# Prompt:
Output every entry exactly as written, skipping any pictures.

# Data items:
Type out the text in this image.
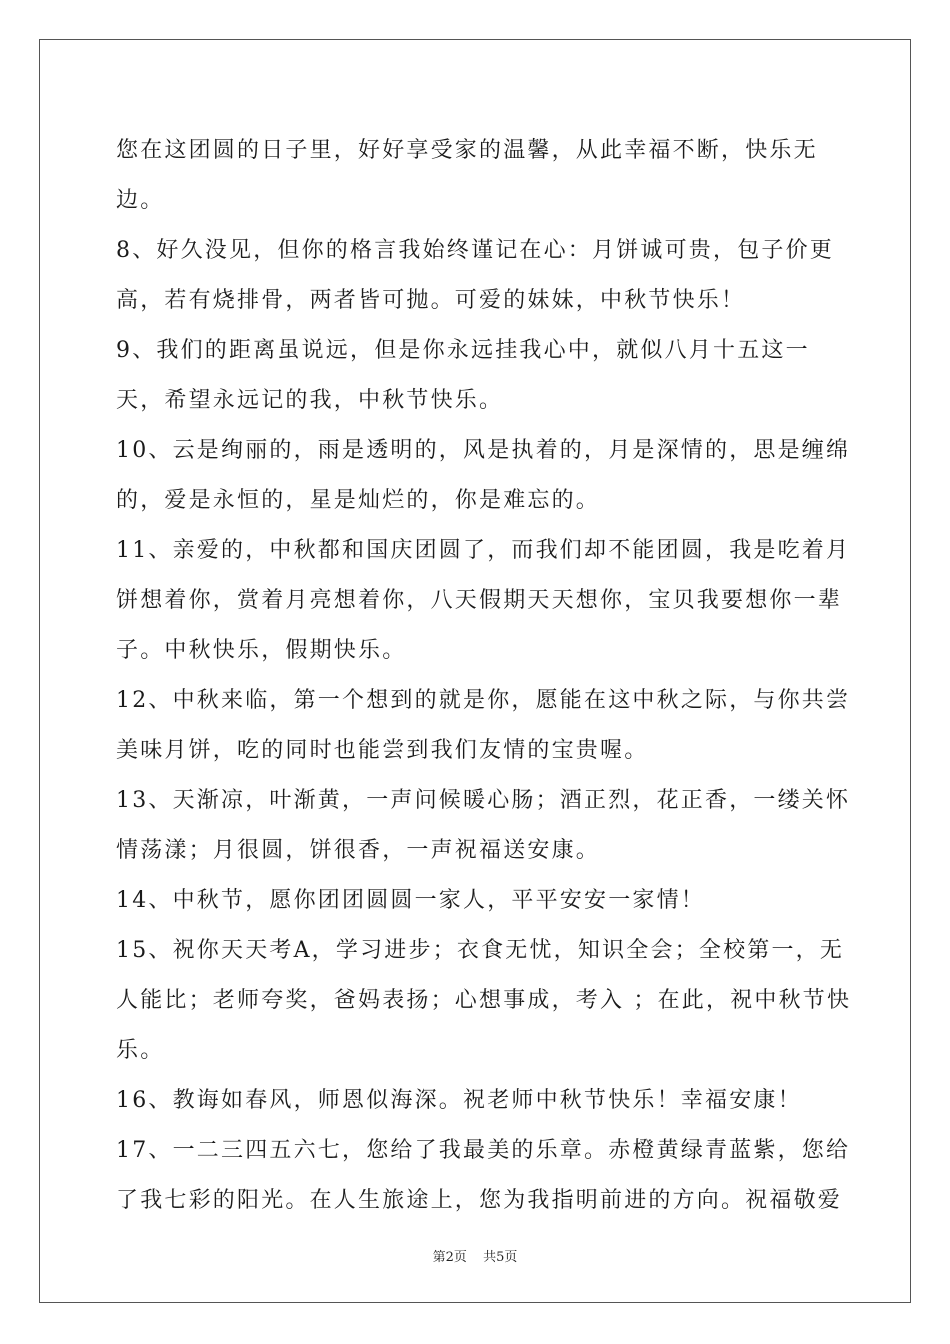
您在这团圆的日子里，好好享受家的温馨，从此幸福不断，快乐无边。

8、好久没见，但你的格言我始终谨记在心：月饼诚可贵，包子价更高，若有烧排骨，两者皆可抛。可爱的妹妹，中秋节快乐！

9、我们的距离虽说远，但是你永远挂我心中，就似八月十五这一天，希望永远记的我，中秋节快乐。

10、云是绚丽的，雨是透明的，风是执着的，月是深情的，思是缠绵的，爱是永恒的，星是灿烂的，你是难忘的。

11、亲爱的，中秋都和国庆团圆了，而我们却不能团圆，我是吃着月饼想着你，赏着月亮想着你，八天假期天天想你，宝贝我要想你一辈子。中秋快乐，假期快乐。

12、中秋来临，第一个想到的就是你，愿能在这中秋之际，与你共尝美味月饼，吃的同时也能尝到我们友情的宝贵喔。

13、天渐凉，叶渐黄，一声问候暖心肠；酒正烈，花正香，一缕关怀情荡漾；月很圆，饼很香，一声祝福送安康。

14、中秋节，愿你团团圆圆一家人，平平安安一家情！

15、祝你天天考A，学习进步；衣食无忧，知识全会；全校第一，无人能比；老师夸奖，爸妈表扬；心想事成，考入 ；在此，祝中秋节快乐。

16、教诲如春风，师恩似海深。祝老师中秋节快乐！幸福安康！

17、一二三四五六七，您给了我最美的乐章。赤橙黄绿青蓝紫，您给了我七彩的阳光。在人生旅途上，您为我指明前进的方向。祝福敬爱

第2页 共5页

# Complete output:
Type out the text in this image.
您在这团圆的日子里，好好享受家的温馨，从此幸福不断，快乐无边。

8、好久没见，但你的格言我始终谨记在心：月饼诚可贵，包子价更高，若有烧排骨，两者皆可抛。可爱的妹妹，中秋节快乐！

9、我们的距离虽说远，但是你永远挂我心中，就似八月十五这一天，希望永远记的我，中秋节快乐。

10、云是绚丽的，雨是透明的，风是执着的，月是深情的，思是缠绵的，爱是永恒的，星是灿烂的，你是难忘的。

11、亲爱的，中秋都和国庆团圆了，而我们却不能团圆，我是吃着月饼想着你，赏着月亮想着你，八天假期天天想你，宝贝我要想你一辈子。中秋快乐，假期快乐。

12、中秋来临，第一个想到的就是你，愿能在这中秋之际，与你共尝美味月饼，吃的同时也能尝到我们友情的宝贵喔。

13、天渐凉，叶渐黄，一声问候暖心肠；酒正烈，花正香，一缕关怀情荡漾；月很圆，饼很香，一声祝福送安康。

14、中秋节，愿你团团圆圆一家人，平平安安一家情！

15、祝你天天考A，学习进步；衣食无忧，知识全会；全校第一，无人能比；老师夸奖，爸妈表扬；心想事成，考入 ；在此，祝中秋节快乐。

16、教诲如春风，师恩似海深。祝老师中秋节快乐！幸福安康！

17、一二三四五六七，您给了我最美的乐章。赤橙黄绿青蓝紫，您给了我七彩的阳光。在人生旅途上，您为我指明前进的方向。祝福敬爱

第2页 共5页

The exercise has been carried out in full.